**Given exercise**
The entries below are to be repeated exactly as they stand.
─── Material ───
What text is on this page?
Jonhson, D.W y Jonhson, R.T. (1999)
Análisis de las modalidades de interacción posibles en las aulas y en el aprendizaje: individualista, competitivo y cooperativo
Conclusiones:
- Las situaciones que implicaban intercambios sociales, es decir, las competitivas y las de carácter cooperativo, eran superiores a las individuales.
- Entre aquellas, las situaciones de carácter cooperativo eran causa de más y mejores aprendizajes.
───
**Exercise result**
What text is on this page?
Jonhson, D.W y Jonhson, R.T. (1999)
Análisis de las modalidades de interacción posibles en las aulas y en el aprendizaje: individualista, competitivo y cooperativo
Conclusiones:
- Las situaciones que implicaban intercambios sociales, es decir, las competitivas y las de carácter cooperativo, eran superiores a las individuales.
- Entre aquellas, las situaciones de carácter cooperativo eran causa de más y mejores aprendizajes.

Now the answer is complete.